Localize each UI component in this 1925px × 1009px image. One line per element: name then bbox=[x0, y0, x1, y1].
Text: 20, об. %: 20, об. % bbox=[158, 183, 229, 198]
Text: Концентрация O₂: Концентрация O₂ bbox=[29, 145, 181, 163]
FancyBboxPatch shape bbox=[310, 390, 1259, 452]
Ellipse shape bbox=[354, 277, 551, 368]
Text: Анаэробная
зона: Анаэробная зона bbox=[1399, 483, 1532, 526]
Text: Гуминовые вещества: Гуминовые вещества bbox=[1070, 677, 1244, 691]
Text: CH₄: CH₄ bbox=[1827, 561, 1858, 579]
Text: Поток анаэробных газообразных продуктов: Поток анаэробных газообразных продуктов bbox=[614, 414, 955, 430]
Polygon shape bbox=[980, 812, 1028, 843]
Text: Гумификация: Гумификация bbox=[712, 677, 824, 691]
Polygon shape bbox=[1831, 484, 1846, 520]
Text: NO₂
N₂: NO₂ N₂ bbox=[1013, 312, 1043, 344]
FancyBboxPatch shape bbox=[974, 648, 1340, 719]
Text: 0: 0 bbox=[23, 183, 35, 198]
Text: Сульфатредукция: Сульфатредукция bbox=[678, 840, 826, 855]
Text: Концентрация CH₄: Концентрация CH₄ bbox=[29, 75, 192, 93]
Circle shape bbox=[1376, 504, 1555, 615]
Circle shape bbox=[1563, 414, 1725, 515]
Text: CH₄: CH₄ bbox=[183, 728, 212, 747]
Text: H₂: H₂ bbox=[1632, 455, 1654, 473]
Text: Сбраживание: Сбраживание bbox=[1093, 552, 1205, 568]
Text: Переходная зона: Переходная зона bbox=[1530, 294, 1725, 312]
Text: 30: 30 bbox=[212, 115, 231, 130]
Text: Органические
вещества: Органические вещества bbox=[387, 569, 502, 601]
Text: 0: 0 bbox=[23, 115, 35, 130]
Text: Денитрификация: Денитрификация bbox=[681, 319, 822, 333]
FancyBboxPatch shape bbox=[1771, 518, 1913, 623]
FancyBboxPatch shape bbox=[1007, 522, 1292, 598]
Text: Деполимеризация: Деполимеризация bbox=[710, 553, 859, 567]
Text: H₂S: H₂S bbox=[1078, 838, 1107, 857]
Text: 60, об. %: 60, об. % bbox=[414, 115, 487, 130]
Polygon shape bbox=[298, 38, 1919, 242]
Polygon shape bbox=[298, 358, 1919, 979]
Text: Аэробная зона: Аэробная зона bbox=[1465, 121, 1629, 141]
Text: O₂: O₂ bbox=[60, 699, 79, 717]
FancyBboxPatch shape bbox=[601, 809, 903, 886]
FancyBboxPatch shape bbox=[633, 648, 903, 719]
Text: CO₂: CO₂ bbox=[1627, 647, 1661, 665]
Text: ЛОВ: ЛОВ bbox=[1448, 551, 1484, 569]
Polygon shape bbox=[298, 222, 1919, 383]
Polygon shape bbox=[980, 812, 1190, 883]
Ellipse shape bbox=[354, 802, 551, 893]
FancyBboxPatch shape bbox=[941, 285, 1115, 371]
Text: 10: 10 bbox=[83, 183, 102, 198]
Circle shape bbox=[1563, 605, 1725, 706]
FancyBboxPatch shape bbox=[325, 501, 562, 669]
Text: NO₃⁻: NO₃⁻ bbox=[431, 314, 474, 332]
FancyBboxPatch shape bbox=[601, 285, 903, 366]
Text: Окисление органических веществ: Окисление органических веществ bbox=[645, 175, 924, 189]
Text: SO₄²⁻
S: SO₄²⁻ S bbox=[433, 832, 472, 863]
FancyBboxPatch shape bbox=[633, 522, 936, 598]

+--

Gather every line from the entries above that contains the string "SO₄²", and copy each such line in full.

▶ [EXPECTED ANSWER]
Text: SO₄²⁻
S: SO₄²⁻ S bbox=[433, 832, 472, 863]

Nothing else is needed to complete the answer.